(DIRECTIONS FOR THIS TASK): Set out the lines from the one containing "Patent image size: (809, 634)." through the one containing "The belt 162 is at (587, 500).", both included, as a numbered list, skipping any blank lines.

[Entries drawn from a collection]
═══
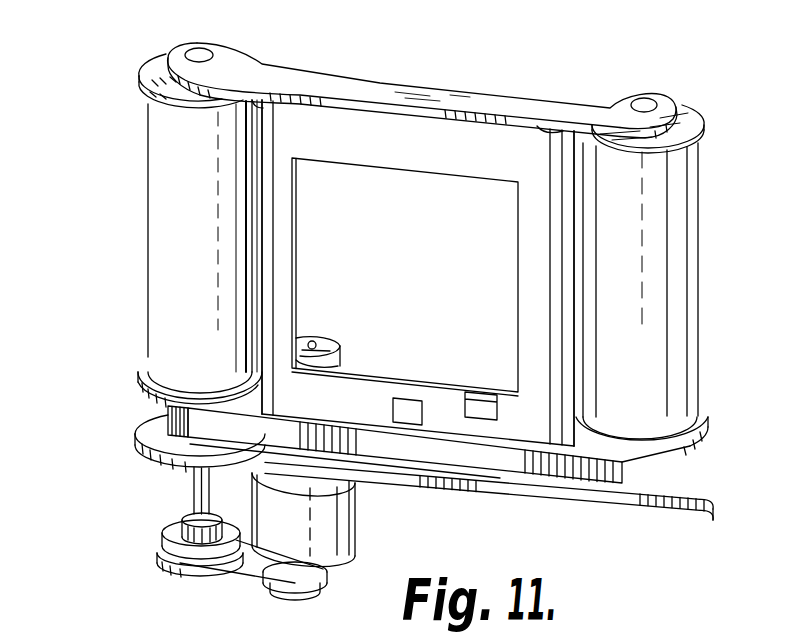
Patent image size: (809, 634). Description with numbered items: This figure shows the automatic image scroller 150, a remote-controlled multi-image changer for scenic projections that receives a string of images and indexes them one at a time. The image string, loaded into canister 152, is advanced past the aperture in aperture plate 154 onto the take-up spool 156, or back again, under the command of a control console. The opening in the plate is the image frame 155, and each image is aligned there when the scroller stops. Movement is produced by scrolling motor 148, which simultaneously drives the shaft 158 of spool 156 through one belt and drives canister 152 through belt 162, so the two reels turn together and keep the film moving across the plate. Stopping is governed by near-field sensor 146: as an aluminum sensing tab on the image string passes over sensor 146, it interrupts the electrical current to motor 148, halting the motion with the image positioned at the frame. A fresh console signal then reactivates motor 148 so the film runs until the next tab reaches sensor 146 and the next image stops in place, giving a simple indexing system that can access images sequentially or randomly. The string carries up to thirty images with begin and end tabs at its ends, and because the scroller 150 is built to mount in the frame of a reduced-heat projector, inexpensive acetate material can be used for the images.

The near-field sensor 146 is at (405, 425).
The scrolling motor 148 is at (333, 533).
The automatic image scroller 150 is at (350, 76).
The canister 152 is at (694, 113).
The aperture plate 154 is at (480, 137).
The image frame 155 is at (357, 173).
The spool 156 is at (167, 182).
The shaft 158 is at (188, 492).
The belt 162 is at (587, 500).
═══
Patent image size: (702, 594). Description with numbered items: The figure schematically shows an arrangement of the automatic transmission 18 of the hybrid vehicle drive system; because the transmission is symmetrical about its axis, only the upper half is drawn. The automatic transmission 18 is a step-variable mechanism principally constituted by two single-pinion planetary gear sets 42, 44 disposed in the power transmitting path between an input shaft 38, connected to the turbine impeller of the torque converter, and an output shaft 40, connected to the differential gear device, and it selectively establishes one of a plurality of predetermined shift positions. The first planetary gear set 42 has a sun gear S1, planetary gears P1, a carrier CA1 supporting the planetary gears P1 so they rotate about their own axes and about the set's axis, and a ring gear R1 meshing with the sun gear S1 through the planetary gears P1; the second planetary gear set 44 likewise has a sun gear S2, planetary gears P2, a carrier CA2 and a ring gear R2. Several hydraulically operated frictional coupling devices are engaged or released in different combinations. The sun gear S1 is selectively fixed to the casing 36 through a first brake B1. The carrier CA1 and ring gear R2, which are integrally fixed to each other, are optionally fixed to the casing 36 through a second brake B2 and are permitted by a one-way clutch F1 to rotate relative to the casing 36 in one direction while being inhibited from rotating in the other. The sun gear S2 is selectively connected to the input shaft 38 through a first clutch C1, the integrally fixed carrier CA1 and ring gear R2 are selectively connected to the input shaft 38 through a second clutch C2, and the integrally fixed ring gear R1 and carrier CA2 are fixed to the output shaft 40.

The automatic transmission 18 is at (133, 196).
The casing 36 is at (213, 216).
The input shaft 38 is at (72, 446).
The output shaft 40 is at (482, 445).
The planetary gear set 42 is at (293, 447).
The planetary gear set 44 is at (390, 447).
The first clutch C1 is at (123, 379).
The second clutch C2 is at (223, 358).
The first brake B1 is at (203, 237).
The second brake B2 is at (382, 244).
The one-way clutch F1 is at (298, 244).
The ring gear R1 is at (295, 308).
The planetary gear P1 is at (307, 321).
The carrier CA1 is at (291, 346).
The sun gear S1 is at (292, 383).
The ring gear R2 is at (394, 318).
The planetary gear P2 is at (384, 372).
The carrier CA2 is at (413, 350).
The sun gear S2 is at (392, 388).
═══
(ANSWER TO THIS PROBLEM):
1. Patent image size: (809, 634). Description with numbered items: This figure shows the automatic image scroller 150, a remote-controlled multi-image changer for scenic projections that receives a string of images and indexes them one at a time. The image string, loaded into canister 152, is advanced past the aperture in aperture plate 154 onto the take-up spool 156, or back again, under the command of a control console. The opening in the plate is the image frame 155, and each image is aligned there when the scroller stops. Movement is produced by scrolling motor 148, which simultaneously drives the shaft 158 of spool 156 through one belt and drives canister 152 through belt 162, so the two reels turn together and keep the film moving across the plate. Stopping is governed by near-field sensor 146: as an aluminum sensing tab on the image string passes over sensor 146, it interrupts the electrical current to motor 148, halting the motion with the image positioned at the frame. A fresh console signal then reactivates motor 148 so the film runs until the next tab reaches sensor 146 and the next image stops in place, giving a simple indexing system that can access images sequentially or randomly. The string carries up to thirty images with begin and end tabs at its ends, and because the scroller 150 is built to mount in the frame of a reduced-heat projector, inexpensive acetate material can be used for the images.
2. The near-field sensor 146 is at (405, 425).
3. The scrolling motor 148 is at (333, 533).
4. The automatic image scroller 150 is at (350, 76).
5. The canister 152 is at (694, 113).
6. The aperture plate 154 is at (480, 137).
7. The image frame 155 is at (357, 173).
8. The spool 156 is at (167, 182).
9. The shaft 158 is at (188, 492).
10. The belt 162 is at (587, 500).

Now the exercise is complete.